Say how many lines in the records include the string "alasnya", adding no other words.

-------- DATASET EXCERPTS

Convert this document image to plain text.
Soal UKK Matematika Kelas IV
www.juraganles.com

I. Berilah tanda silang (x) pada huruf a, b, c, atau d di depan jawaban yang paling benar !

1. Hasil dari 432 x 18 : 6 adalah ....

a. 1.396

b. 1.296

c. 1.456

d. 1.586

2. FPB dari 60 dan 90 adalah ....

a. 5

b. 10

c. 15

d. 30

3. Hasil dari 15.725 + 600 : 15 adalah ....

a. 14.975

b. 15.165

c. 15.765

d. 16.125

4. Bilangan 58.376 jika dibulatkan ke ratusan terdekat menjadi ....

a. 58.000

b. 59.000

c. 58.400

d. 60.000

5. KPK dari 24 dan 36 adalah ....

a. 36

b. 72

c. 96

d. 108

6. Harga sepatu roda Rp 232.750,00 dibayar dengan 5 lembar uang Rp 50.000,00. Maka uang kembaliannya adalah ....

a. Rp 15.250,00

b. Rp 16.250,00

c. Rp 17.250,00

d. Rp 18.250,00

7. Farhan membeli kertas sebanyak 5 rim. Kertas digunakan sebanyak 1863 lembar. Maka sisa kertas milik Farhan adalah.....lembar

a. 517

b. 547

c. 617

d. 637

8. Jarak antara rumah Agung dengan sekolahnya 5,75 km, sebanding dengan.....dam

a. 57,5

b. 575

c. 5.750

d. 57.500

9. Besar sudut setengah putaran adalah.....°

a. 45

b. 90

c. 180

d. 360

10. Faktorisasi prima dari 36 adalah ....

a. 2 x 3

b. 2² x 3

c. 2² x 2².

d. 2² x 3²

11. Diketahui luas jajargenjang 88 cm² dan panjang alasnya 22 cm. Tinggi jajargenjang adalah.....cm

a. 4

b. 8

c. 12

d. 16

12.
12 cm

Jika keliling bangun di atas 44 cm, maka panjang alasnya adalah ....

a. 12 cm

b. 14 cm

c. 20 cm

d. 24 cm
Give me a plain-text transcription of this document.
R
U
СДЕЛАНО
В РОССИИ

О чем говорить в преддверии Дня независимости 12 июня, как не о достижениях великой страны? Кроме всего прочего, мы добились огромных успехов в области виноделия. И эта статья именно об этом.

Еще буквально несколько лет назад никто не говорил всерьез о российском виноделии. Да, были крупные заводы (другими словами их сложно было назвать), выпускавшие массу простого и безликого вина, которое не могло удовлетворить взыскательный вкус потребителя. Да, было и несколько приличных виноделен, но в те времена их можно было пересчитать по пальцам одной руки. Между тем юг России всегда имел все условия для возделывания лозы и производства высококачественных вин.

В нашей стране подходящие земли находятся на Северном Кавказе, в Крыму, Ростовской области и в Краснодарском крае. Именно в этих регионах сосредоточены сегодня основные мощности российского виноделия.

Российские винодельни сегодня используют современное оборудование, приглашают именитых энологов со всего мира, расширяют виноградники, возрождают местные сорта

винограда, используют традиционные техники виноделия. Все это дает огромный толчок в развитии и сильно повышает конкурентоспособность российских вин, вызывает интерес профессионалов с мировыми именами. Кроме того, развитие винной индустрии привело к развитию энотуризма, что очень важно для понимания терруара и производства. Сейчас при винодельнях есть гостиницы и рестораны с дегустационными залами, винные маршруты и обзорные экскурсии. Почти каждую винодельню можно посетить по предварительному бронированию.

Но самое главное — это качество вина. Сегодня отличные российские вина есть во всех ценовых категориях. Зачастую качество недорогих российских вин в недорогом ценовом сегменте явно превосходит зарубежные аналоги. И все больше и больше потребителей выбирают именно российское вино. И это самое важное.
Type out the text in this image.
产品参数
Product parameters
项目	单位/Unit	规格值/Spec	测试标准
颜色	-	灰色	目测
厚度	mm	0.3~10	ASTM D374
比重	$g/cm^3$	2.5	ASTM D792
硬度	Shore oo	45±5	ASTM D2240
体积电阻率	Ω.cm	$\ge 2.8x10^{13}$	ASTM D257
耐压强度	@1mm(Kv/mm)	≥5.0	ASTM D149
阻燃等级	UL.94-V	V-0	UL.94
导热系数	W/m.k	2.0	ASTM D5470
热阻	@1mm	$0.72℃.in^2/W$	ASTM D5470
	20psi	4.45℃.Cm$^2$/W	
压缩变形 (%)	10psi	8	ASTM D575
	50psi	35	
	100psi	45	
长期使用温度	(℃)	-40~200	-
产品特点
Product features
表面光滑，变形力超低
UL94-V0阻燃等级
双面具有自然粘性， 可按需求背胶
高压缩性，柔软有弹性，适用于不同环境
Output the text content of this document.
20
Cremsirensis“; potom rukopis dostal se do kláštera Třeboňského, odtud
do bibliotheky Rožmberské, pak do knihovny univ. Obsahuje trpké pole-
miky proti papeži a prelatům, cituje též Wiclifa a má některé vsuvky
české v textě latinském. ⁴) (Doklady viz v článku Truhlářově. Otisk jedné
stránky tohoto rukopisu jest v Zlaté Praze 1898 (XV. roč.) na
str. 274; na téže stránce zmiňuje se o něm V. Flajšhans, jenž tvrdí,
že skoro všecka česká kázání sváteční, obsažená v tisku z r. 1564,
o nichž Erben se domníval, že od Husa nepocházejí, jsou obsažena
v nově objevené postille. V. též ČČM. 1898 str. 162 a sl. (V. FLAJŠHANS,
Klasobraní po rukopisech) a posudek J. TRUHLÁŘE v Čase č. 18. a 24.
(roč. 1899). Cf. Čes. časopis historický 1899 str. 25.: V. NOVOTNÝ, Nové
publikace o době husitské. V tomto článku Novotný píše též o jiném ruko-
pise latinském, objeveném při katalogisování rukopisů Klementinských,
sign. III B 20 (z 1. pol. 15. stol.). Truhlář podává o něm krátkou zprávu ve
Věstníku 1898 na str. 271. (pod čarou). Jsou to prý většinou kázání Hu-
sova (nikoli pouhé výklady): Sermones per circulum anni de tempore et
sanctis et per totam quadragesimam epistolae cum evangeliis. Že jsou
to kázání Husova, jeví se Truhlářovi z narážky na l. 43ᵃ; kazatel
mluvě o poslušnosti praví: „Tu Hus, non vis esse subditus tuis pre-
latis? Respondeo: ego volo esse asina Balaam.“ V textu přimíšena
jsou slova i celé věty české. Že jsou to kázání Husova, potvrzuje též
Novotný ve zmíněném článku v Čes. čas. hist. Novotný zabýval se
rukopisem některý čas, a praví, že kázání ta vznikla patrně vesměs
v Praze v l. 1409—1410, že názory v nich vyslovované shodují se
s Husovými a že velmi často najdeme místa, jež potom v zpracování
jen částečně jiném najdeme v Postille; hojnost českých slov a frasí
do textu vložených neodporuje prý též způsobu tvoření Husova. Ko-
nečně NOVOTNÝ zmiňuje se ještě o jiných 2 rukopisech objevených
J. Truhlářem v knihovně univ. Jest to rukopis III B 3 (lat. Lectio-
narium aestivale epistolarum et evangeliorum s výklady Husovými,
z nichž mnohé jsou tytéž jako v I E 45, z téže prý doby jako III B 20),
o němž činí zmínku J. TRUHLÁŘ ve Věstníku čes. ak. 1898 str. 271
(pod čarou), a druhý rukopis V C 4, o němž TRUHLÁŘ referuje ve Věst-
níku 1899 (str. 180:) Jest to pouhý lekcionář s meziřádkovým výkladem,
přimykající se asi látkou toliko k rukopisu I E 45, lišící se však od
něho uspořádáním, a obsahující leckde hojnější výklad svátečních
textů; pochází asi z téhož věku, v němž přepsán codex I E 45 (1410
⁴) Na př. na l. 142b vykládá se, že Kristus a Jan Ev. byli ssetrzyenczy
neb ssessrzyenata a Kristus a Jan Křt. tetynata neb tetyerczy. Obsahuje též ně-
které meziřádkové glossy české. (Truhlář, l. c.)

----------------

## TASK SOLUTION:
2